> Your instructions
Identify the lines that contain the word "main" and copy each one.

--- Start of Data provided ---

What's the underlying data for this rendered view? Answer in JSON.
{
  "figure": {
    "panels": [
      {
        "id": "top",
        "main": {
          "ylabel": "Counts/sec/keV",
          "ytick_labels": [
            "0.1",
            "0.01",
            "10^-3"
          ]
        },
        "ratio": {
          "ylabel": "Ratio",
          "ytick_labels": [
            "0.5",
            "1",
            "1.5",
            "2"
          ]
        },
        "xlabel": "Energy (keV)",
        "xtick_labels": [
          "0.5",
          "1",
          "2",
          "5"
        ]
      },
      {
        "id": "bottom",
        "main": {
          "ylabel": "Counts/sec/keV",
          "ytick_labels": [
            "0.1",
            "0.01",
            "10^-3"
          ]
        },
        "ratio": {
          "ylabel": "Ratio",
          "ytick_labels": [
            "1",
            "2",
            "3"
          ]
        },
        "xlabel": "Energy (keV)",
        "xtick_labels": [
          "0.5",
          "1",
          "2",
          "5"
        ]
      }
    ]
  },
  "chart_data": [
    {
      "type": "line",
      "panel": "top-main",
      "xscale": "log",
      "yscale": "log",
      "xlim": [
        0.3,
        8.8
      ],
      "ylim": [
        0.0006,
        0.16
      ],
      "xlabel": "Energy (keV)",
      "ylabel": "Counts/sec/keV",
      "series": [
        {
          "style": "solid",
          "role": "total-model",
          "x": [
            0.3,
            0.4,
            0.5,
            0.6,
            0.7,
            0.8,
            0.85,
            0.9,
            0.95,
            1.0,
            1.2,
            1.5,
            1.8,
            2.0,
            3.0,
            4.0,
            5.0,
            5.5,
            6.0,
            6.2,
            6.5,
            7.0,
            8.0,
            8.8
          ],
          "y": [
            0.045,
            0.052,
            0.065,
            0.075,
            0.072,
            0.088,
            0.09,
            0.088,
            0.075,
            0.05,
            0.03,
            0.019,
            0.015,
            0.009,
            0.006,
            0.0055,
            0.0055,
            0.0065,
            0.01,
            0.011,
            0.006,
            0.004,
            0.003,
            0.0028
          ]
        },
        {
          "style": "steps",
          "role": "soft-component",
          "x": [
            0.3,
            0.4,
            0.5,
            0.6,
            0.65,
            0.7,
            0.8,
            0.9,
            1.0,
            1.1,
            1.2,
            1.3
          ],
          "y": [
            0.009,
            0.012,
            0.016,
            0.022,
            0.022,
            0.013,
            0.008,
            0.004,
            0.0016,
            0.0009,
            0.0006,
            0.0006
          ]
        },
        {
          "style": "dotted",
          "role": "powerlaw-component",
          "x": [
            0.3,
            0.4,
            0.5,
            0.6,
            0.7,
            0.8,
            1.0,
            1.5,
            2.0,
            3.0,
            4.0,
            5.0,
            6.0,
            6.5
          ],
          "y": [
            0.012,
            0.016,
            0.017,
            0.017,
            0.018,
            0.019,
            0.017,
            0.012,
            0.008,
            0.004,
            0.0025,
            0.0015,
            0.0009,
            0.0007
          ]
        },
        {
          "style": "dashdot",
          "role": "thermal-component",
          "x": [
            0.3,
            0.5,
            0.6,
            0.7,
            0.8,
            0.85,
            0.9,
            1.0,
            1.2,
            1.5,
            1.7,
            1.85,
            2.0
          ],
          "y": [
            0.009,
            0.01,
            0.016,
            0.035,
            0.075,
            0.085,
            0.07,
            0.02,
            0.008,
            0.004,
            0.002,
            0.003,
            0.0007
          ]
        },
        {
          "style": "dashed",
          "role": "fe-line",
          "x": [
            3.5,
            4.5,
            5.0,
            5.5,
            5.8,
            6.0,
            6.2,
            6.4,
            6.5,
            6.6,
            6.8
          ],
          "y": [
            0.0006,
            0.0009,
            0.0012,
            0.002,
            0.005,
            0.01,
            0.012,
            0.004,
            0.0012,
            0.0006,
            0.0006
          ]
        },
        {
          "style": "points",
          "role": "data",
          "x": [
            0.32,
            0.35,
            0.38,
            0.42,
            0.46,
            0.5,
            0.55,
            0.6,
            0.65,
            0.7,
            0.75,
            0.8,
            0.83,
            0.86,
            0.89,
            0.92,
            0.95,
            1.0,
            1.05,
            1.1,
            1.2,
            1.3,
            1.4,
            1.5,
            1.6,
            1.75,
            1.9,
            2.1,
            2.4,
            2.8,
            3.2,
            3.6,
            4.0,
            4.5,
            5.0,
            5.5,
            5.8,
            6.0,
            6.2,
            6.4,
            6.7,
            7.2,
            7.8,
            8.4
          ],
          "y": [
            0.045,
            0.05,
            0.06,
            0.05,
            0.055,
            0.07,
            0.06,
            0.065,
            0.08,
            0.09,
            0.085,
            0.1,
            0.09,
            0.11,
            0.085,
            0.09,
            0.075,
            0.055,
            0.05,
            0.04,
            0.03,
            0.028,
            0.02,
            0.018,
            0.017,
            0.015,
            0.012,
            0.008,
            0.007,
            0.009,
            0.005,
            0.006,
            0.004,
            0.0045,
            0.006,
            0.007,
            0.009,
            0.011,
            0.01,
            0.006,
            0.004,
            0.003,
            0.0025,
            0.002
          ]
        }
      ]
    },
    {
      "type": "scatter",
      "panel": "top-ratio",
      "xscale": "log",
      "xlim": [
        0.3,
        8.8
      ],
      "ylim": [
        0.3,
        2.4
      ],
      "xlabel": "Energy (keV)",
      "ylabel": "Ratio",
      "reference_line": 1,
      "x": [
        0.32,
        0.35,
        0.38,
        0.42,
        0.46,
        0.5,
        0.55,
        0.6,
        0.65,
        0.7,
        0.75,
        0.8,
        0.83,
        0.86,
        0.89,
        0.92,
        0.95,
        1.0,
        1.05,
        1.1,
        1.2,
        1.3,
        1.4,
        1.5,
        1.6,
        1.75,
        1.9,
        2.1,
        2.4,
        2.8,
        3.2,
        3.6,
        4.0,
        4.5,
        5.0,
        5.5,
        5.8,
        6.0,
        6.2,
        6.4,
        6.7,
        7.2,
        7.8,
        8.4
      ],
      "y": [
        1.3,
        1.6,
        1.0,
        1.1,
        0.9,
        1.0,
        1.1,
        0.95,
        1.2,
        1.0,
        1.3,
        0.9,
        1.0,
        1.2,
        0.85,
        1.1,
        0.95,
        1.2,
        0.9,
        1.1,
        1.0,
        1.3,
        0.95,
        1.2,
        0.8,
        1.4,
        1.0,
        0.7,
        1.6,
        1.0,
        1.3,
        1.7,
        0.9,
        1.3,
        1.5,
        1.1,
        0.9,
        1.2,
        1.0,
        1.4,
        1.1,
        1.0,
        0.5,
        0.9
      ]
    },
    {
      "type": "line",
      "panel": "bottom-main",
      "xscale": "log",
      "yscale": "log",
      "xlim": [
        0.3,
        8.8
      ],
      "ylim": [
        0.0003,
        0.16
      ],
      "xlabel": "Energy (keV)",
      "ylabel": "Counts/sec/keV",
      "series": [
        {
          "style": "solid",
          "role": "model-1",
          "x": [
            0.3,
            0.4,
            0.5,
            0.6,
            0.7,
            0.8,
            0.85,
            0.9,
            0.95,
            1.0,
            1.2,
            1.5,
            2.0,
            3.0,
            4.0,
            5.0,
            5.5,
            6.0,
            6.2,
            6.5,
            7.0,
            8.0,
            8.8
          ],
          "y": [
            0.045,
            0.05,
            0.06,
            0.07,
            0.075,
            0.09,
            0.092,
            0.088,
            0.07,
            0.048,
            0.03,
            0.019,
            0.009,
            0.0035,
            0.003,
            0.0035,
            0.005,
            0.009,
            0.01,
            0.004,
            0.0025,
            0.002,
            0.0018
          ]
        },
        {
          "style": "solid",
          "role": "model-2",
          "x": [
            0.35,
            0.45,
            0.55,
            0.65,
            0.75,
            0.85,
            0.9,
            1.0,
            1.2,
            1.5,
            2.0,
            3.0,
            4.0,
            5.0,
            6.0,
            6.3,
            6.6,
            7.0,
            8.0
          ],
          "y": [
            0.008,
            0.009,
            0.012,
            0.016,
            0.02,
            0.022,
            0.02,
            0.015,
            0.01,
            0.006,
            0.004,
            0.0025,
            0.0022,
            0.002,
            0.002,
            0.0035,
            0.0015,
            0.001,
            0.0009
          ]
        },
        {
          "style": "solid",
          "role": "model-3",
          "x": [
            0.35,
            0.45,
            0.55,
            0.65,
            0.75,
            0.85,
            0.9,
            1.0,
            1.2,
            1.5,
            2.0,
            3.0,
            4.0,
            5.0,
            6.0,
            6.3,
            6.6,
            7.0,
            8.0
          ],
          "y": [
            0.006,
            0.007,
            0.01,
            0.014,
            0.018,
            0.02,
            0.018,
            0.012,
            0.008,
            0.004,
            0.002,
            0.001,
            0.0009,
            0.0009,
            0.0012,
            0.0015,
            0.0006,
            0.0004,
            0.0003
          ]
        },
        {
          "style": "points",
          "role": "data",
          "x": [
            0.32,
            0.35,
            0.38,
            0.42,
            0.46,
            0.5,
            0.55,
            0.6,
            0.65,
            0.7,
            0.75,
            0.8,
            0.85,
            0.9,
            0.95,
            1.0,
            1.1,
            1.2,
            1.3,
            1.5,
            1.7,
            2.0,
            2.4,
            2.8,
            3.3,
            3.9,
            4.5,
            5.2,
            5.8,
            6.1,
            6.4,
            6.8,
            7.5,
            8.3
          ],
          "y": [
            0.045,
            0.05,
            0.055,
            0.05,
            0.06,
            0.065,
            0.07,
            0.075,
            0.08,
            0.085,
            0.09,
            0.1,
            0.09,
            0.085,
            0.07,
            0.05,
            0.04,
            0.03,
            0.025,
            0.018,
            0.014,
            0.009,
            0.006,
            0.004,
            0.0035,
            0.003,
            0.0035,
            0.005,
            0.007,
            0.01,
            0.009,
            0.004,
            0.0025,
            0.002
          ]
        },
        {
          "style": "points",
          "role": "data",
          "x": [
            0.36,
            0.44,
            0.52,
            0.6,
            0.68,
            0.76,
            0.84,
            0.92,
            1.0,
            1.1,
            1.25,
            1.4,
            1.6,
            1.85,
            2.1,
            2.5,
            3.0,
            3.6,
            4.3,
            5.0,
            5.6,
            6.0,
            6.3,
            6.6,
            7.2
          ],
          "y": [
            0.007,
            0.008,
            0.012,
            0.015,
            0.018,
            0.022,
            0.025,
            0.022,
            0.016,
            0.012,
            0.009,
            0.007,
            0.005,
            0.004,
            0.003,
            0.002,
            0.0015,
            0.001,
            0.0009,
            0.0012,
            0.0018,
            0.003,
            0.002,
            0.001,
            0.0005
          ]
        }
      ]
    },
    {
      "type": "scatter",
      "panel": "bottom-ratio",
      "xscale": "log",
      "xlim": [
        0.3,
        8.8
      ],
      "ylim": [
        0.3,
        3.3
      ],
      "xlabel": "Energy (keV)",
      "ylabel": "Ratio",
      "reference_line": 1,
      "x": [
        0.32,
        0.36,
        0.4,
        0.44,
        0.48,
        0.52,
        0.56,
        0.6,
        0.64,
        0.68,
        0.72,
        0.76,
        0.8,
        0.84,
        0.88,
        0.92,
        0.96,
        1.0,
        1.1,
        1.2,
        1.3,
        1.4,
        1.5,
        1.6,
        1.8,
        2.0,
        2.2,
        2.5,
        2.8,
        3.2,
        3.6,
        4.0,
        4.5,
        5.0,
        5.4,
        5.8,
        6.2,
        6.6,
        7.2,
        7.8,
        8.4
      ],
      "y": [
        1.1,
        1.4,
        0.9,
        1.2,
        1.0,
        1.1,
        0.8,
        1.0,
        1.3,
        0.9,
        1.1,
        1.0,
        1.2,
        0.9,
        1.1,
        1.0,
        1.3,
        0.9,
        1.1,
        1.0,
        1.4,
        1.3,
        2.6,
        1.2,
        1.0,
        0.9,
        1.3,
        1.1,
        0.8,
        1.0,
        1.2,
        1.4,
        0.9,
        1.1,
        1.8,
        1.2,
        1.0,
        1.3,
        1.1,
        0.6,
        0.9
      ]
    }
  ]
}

--- End of Data provided ---

> Exercise output
        "main": {
        "main": {
      "panel": "top-main",
      "panel": "bottom-main",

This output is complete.